### OBJECTIVE
Update the material from the line with "face mask [432,953,488,1006]" up to and including the line with "photo: distant forested" by replacing "jacket body" with "coat body", leaving everything else unchanged, and return only those lines.
###
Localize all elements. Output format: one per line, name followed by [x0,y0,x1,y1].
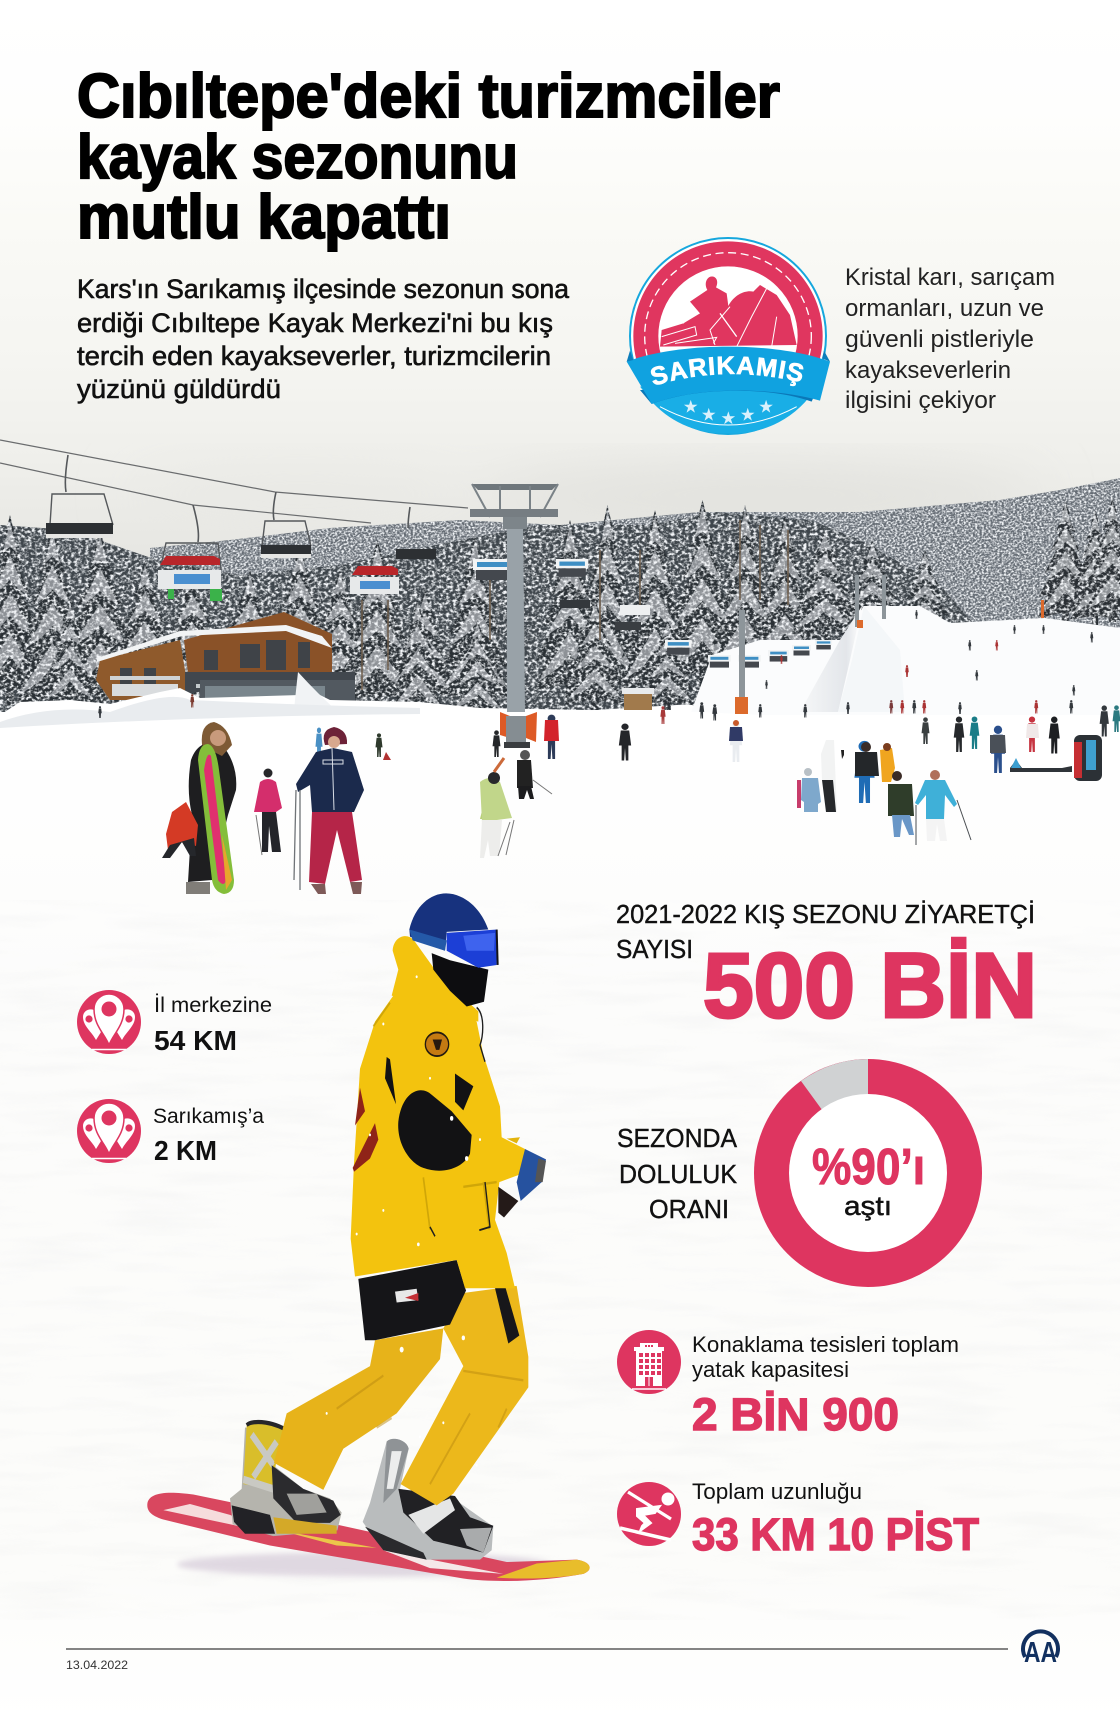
face mask [432,953,488,1006]
badge rim [630,238,826,434]
photo: main lift pylon [470,484,558,748]
icon: skier [617,1482,681,1546]
stars: ★ [683,397,698,417]
rear binding and boot [230,1422,342,1536]
jacket shadows [373,1003,497,1229]
distance: Sarıkamış'a [153,1105,264,1166]
jacket body [351,996,525,1288]
footer date: 13.04.2022 [66,1658,128,1672]
donut chart: occupancy [754,1059,982,1287]
hotel capacity: yatak kapasitesi [692,1357,849,1382]
icon: AA logo [1023,1631,1058,1669]
photo: distant forested hills [150,478,1120,650]
footer rule [66,1648,1008,1650]
photo: child in red [162,802,198,858]
badge description: Kristal karı, sarıçam [845,264,1055,291]
photo: mid-distance skiers [315,715,1102,781]
occupancy label: SEZONDA [617,1123,738,1153]
photo: snowy forest [0,500,975,720]
gloves [498,1137,546,1217]
photo: skier in lime jacket [480,772,514,858]
clouds [130,469,1040,521]
visitor count: SAYISI [616,934,693,964]
ribbon [627,347,830,404]
badge: Sarıkamış logo: SARIKAMIŞ [650,356,804,386]
goggles [447,930,498,968]
title [77,62,780,252]
badge description [845,264,1055,414]
black trouser strap [495,1286,519,1344]
photo: skier in black [494,750,552,799]
photo: ski slope [690,606,1120,720]
icon: location pin (Sarıkamış'a) [77,1099,141,1163]
title: kayak sezonunu [77,123,518,192]
donut chart: occupancy: %90’ı [812,1138,925,1195]
visitor count: 2021-2022 KIŞ SEZONU ZİYARETÇİ [616,899,1035,929]
back patches [353,1088,378,1172]
intro paragraph: yüzünü güldürdü [77,374,281,404]
beanie [409,893,488,951]
distance: İl merkezine: İl merkezine [154,994,272,1017]
title: Cıbıltepe'deki turizmciler [77,62,780,131]
front leg of trousers [401,1286,528,1505]
falling snow flecks [326,975,481,1467]
donut chart: occupancy: aştı [844,1191,892,1221]
badge description: kayakseverlerin [845,357,1011,384]
snow shadow under board [177,1552,550,1577]
occupancy label: DOLULUK [619,1159,738,1189]
badge red disc [633,241,823,431]
stars: ★ [758,397,774,417]
icon: AA logo: AA [1024,1637,1057,1669]
stitched ring [645,253,811,419]
elbow patch [398,1090,472,1171]
shoulder badge [425,1032,449,1056]
front binding and boot [363,1439,493,1560]
photo: snow mounds and field edge [0,672,1120,770]
slope length [692,1479,979,1560]
photo: right-edge spruce trees [1038,498,1120,626]
distance: Sarıkamış'a: Sarıkamış’a [153,1105,264,1128]
stars: ★ [740,405,755,425]
skier and mountain [660,276,797,347]
badge description: ilgisini çekiyor [845,387,996,414]
visitor count [616,899,1037,1037]
zipper cord [430,1007,490,1236]
distance: İl merkezine [154,994,272,1056]
trouser folds [337,1371,523,1484]
jacket hem: black shorts [358,1260,466,1340]
distance: Sarıkamış'a: 2 KM [154,1135,217,1166]
badge description: güvenli pistleriyle [845,326,1034,353]
shoulder strip [385,1057,473,1110]
intro paragraph [77,274,569,404]
hotel capacity: Konaklama tesisleri toplam [692,1332,959,1357]
snowboard [147,1493,590,1581]
texture: faint ski tracks on lower snow [0,900,1120,1620]
photo: distant lift pylons [622,575,1044,714]
photo: woman in navy and crimson [294,727,364,894]
rear leg of trousers [274,1328,443,1490]
slope length: 33 KM 10 PİST [692,1509,979,1560]
icon: hotel [617,1330,681,1394]
photo: foreground woman with snowboard [186,722,236,894]
stars: ★ [721,408,736,428]
title: mutlu kapattı [77,183,451,252]
occupancy label [617,1123,738,1224]
photo: girl in pink [254,768,282,855]
badge: Sarıkamış logo [626,237,830,435]
icon: location pin (İl merkezine) [77,990,141,1054]
snowboarder [147,893,590,1581]
lower blue segment [640,387,817,433]
photo: tree trunks [362,520,788,690]
photo: chairlift cables [0,440,468,523]
occupancy label: ORANI [649,1194,729,1224]
jacket hood [392,936,478,1022]
intro paragraph: Kars'ın Sarıkamış ilçesinde sezonun sona [77,274,569,304]
stars [683,397,774,428]
visitor count: 500 BİN [703,935,1037,1037]
distance: İl merkezine: 54 KM [154,1025,237,1056]
hotel capacity [692,1332,959,1440]
photo: distant skiers [98,610,1120,736]
intro paragraph: erdiği Cıbıltepe Kayak Merkezi'ni bu kış [77,308,553,338]
badge description: ormanları, uzun ve [845,295,1044,322]
hotel capacity: 2 BİN 900 [692,1389,899,1440]
stars: ★ [701,405,716,425]
slope length: Toplam uzunluğu [692,1479,862,1504]
background: hazy sky [0,0,1120,560]
photo: wooden lodge [96,612,355,710]
photo: chairlift chairs [46,455,832,668]
inner scene circle [659,267,797,405]
ribbon text [653,374,810,386]
background: snow field [0,700,1120,1721]
intro paragraph: tercih eden kayakseverler, turizmcilerin [77,341,551,371]
photo: right group of skiers [797,740,971,845]
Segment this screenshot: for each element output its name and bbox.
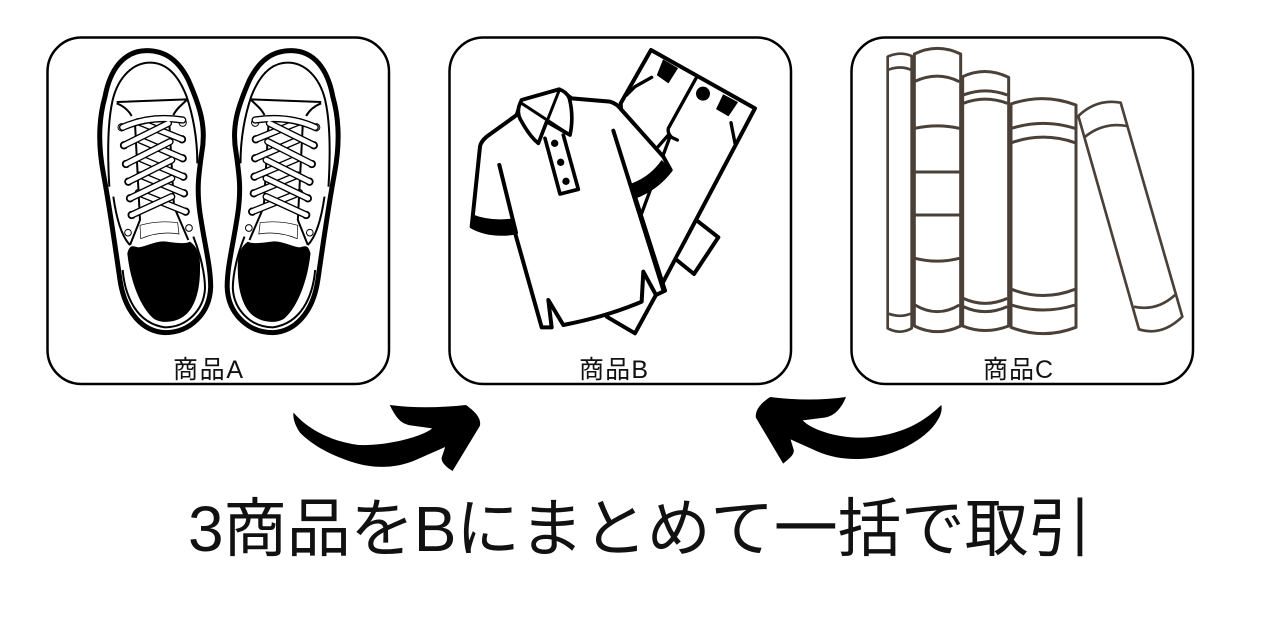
arrow: from C toward B bbox=[756, 397, 942, 464]
title: 3商品をBにまとめて一括で取引 bbox=[188, 493, 1092, 565]
icon: book 4 bbox=[1011, 99, 1076, 334]
panel: product C bbox=[852, 38, 1193, 384]
icon: polo shirt and trousers bbox=[470, 50, 755, 333]
icon: pair of sneakers bbox=[100, 51, 338, 333]
arrow: from A toward B bbox=[293, 405, 480, 471]
panel: product A bbox=[48, 38, 389, 384]
icon: row of books bbox=[888, 48, 1182, 334]
label: product B: 商品B bbox=[579, 356, 648, 384]
icon: polo shirt bbox=[470, 89, 672, 327]
label: product A: 商品A bbox=[173, 356, 243, 384]
icon: left sneaker bbox=[100, 51, 211, 333]
icon: right sneaker bbox=[227, 51, 338, 333]
icon: book 1 bbox=[888, 54, 912, 332]
panel: product B bbox=[450, 38, 791, 384]
icon: leaning book bbox=[1078, 102, 1182, 331]
icon: book 3 bbox=[963, 71, 1009, 330]
icon: book 2 bbox=[914, 48, 961, 332]
label: product C: 商品C bbox=[983, 356, 1053, 384]
icon: trousers bbox=[607, 50, 755, 333]
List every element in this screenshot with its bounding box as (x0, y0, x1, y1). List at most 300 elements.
###
### THE SOLUTION
face mask [432,953,488,1006]
badge rim [630,238,826,434]
photo: main lift pylon [470,484,558,748]
icon: skier [617,1482,681,1546]
stars: ★ [683,397,698,417]
rear binding and boot [230,1422,342,1536]
jacket shadows [373,1003,497,1229]
distance: Sarıkamış'a [153,1105,264,1166]
coat body [351,996,525,1288]
footer date: 13.04.2022 [66,1658,128,1672]
donut chart: occupancy [754,1059,982,1287]
hotel capacity: yatak kapasitesi [692,1357,849,1382]
icon: AA logo [1023,1631,1058,1669]
photo: distant forested hills [150,478,1120,650]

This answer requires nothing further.